• DATA ROWS:
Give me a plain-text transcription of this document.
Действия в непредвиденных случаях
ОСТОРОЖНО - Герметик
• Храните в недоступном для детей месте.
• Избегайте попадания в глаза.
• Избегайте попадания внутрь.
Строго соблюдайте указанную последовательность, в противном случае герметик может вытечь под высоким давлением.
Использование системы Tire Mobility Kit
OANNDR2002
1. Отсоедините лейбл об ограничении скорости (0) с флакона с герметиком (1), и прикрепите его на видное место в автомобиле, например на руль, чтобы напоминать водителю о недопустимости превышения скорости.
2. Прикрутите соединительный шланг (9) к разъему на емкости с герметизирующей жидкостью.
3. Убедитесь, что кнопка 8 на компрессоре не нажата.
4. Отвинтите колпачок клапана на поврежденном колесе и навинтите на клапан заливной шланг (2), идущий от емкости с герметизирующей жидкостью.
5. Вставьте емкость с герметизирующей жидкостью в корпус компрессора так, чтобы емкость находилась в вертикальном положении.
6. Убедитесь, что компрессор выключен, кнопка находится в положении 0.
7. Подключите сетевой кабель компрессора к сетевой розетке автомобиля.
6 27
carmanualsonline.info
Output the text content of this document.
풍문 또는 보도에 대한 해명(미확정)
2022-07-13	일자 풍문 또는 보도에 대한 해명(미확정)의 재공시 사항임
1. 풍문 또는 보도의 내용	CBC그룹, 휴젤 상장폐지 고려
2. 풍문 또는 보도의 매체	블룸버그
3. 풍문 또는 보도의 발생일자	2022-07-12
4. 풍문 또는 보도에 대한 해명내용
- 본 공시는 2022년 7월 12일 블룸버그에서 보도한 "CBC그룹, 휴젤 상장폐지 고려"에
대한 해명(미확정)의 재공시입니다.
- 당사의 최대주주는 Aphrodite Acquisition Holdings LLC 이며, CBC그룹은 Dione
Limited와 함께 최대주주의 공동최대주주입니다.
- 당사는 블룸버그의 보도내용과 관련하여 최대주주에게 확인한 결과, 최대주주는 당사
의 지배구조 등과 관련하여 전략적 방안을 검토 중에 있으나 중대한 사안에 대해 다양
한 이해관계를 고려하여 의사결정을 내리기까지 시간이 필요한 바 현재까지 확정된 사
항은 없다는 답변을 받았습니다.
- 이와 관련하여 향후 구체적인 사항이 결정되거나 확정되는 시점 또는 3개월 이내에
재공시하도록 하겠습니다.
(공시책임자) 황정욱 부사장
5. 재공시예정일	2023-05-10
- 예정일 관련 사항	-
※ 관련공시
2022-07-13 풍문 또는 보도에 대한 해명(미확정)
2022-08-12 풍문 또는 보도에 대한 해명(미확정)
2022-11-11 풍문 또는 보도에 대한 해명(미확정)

• THE TASK: Take the line that contains "Output the text content of this document." and every line after it through the end of the listing above, and repeat them exactly.

• RESULT:
Output the text content of this document.
풍문 또는 보도에 대한 해명(미확정)
2022-07-13	일자 풍문 또는 보도에 대한 해명(미확정)의 재공시 사항임
1. 풍문 또는 보도의 내용	CBC그룹, 휴젤 상장폐지 고려
2. 풍문 또는 보도의 매체	블룸버그
3. 풍문 또는 보도의 발생일자	2022-07-12
4. 풍문 또는 보도에 대한 해명내용
- 본 공시는 2022년 7월 12일 블룸버그에서 보도한 "CBC그룹, 휴젤 상장폐지 고려"에
대한 해명(미확정)의 재공시입니다.
- 당사의 최대주주는 Aphrodite Acquisition Holdings LLC 이며, CBC그룹은 Dione
Limited와 함께 최대주주의 공동최대주주입니다.
- 당사는 블룸버그의 보도내용과 관련하여 최대주주에게 확인한 결과, 최대주주는 당사
의 지배구조 등과 관련하여 전략적 방안을 검토 중에 있으나 중대한 사안에 대해 다양
한 이해관계를 고려하여 의사결정을 내리기까지 시간이 필요한 바 현재까지 확정된 사
항은 없다는 답변을 받았습니다.
- 이와 관련하여 향후 구체적인 사항이 결정되거나 확정되는 시점 또는 3개월 이내에
재공시하도록 하겠습니다.
(공시책임자) 황정욱 부사장
5. 재공시예정일	2023-05-10
- 예정일 관련 사항	-
※ 관련공시
2022-07-13 풍문 또는 보도에 대한 해명(미확정)
2022-08-12 풍문 또는 보도에 대한 해명(미확정)
2022-11-11 풍문 또는 보도에 대한 해명(미확정)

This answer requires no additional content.